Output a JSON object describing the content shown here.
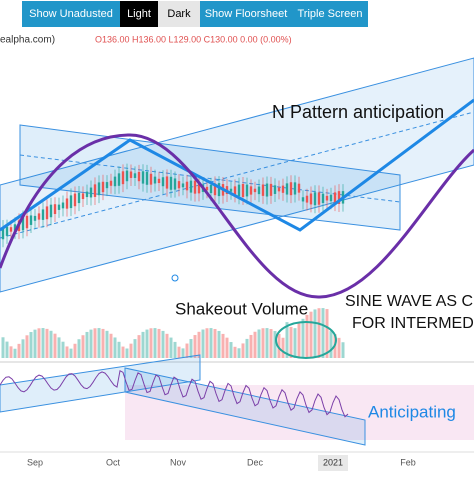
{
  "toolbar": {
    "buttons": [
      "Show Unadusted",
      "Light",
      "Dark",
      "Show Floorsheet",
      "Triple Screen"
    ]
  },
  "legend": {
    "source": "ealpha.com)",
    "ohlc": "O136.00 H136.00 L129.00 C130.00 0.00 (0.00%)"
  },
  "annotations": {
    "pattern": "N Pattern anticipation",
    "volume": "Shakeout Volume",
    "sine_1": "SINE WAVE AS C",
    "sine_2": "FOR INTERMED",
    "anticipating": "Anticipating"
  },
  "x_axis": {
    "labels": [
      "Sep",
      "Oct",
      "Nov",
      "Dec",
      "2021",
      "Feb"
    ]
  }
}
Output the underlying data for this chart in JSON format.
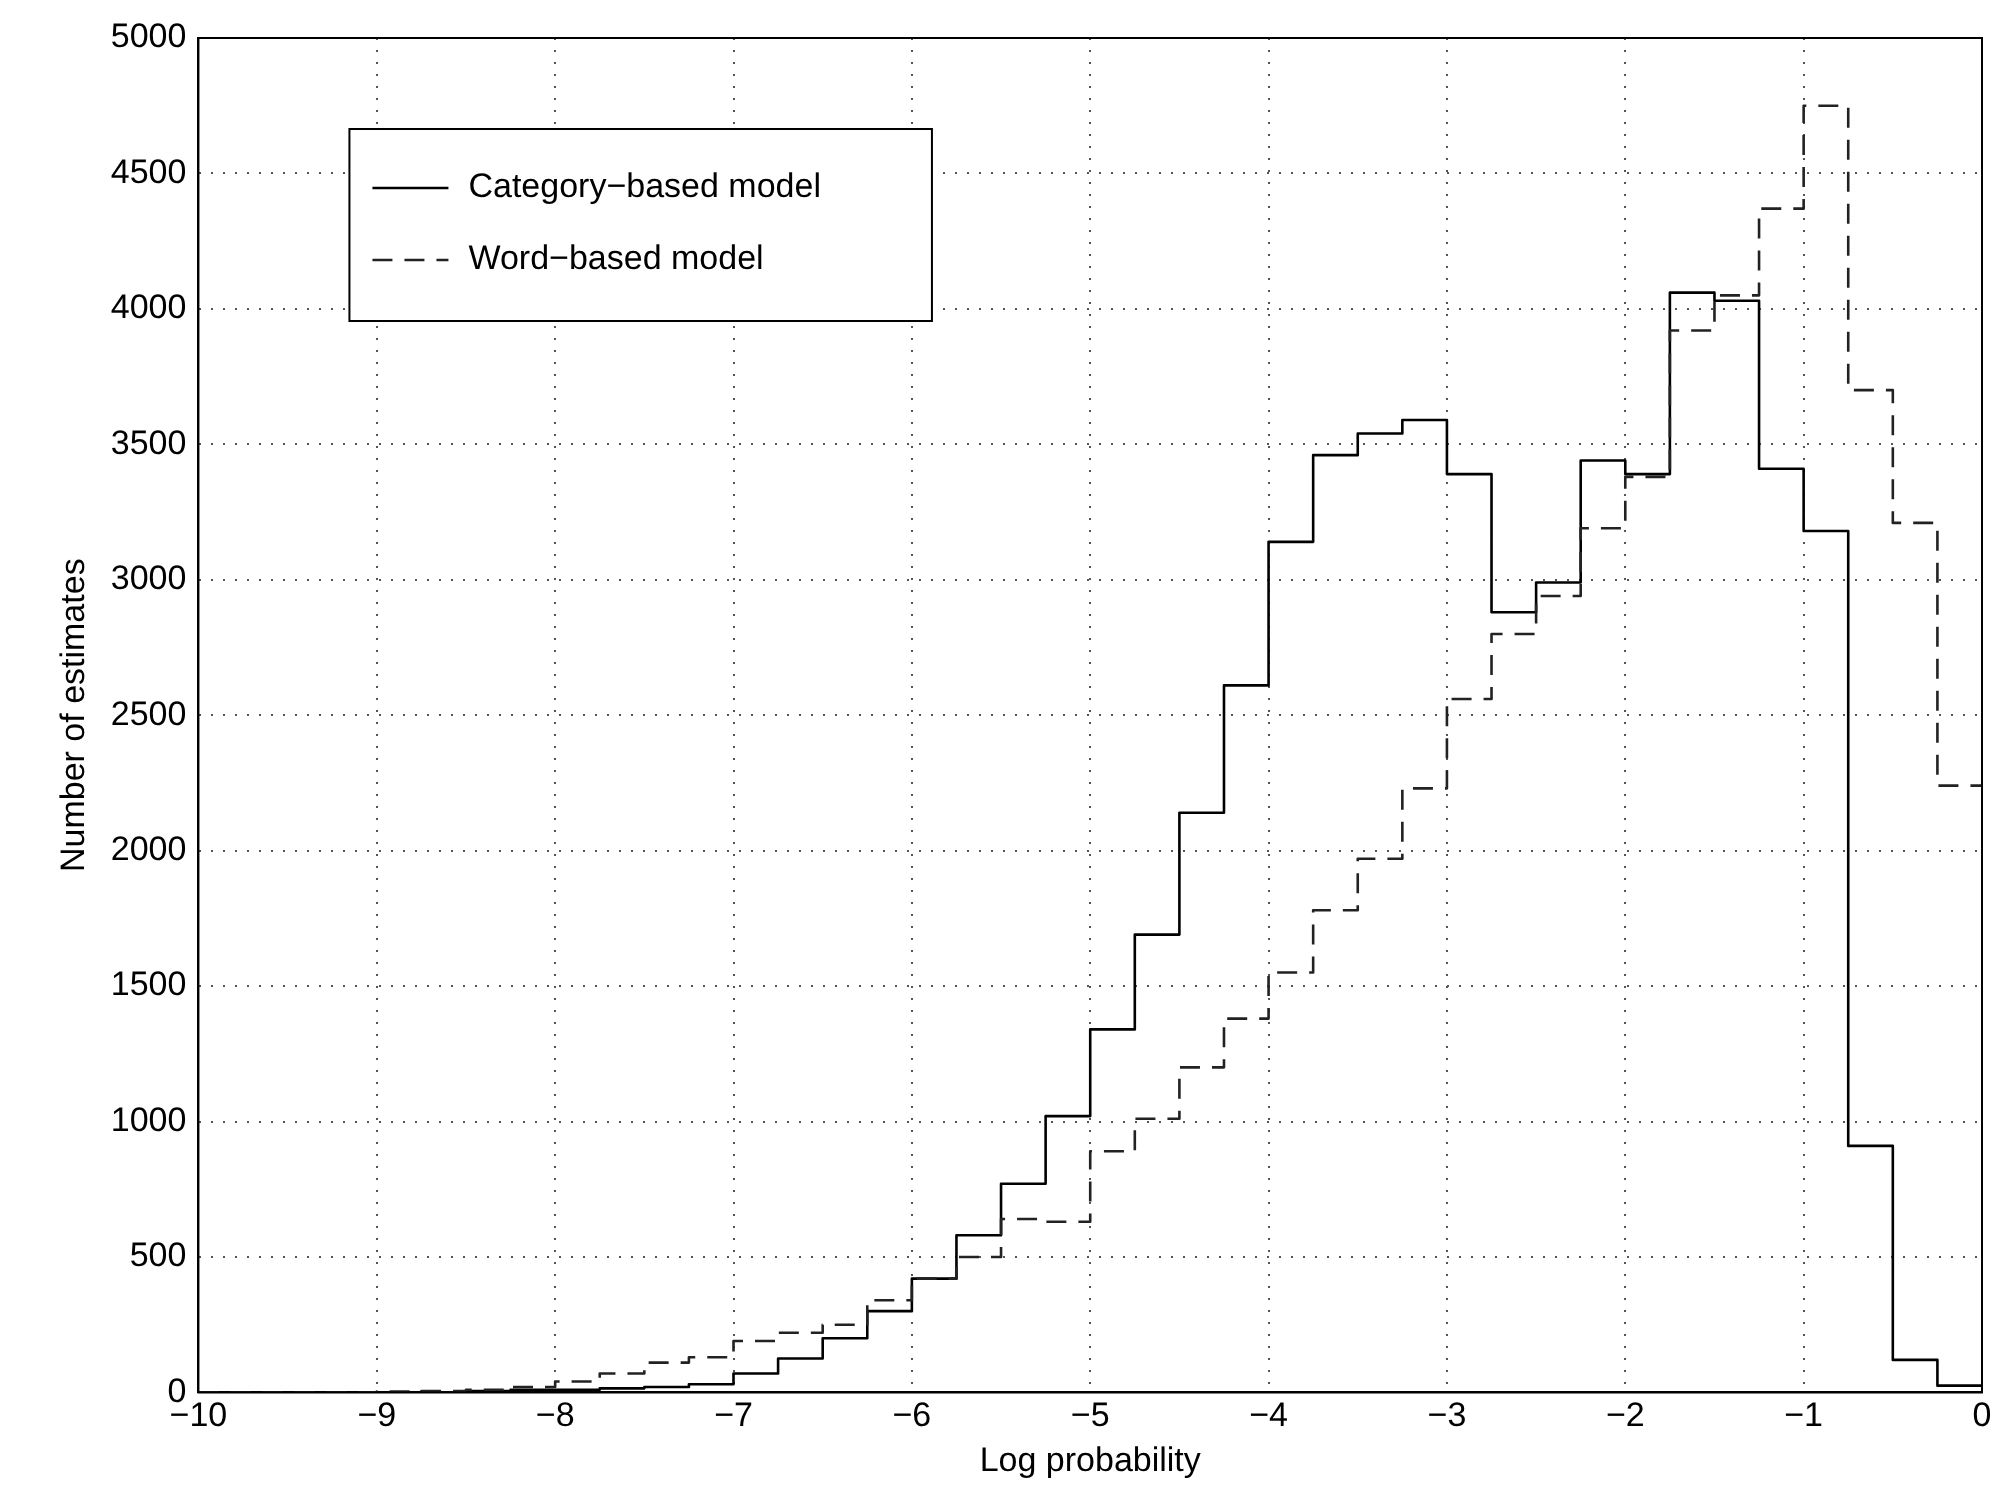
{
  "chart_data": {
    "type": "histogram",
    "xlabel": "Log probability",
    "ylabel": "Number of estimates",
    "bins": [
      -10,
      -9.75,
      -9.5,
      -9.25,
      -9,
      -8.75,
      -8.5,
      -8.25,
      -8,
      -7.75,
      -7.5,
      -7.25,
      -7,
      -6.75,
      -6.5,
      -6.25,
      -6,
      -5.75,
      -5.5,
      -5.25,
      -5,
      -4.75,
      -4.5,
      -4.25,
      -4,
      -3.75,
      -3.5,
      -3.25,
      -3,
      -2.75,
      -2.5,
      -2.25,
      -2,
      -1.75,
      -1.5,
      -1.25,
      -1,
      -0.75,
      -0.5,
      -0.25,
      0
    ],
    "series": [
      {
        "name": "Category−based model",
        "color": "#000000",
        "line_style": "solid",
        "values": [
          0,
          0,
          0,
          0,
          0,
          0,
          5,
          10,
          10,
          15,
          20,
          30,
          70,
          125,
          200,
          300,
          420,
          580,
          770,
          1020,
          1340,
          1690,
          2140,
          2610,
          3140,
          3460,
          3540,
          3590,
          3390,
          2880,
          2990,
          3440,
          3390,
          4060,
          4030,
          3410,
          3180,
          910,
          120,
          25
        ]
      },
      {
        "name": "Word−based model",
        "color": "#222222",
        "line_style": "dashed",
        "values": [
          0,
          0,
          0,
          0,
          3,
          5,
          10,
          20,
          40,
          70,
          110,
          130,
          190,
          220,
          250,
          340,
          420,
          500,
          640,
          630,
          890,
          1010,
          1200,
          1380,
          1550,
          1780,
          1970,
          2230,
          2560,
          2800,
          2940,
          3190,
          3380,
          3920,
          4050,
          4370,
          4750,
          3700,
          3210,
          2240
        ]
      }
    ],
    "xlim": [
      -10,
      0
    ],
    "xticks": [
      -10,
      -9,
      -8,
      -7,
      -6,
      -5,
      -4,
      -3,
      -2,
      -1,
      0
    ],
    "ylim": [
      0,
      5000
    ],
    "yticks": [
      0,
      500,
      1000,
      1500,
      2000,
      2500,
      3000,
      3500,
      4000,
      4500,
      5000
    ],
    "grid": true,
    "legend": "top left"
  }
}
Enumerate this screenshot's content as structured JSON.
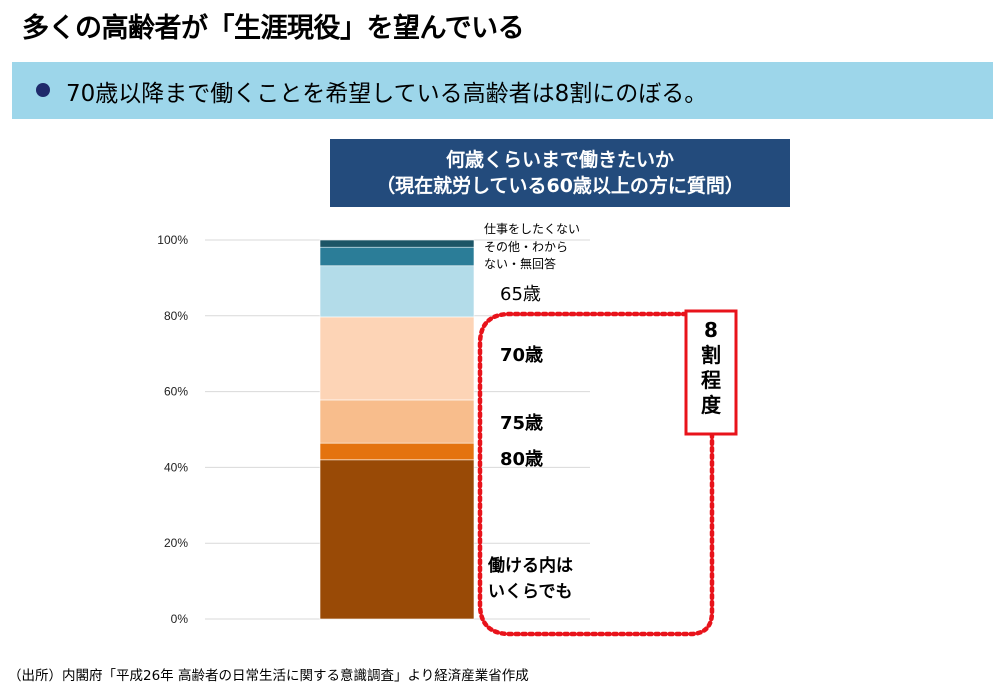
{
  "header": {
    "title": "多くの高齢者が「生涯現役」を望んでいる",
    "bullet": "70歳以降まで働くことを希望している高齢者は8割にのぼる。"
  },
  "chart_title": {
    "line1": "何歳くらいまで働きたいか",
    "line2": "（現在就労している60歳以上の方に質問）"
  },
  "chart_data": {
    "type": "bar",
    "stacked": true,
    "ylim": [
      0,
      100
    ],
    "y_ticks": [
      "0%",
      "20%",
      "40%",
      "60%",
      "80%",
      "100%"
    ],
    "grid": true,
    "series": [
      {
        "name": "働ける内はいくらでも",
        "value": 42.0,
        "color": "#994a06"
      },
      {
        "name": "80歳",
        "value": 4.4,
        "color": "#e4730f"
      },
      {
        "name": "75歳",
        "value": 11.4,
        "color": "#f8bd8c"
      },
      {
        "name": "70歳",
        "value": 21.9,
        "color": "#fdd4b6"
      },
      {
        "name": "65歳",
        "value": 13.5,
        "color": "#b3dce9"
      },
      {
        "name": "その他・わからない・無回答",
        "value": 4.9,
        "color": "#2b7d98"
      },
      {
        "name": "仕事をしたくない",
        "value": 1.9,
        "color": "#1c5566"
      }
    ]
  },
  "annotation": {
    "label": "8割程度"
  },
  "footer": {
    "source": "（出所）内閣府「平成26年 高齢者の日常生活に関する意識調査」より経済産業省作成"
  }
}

━━━

EXERCISE OBJECTIVE ::
From the data above, copy each line that has the string "this".

IN RESPONSE ::
Output the underlying data for this chart in JSON format.
Enumerate this screenshot's content as structured JSON.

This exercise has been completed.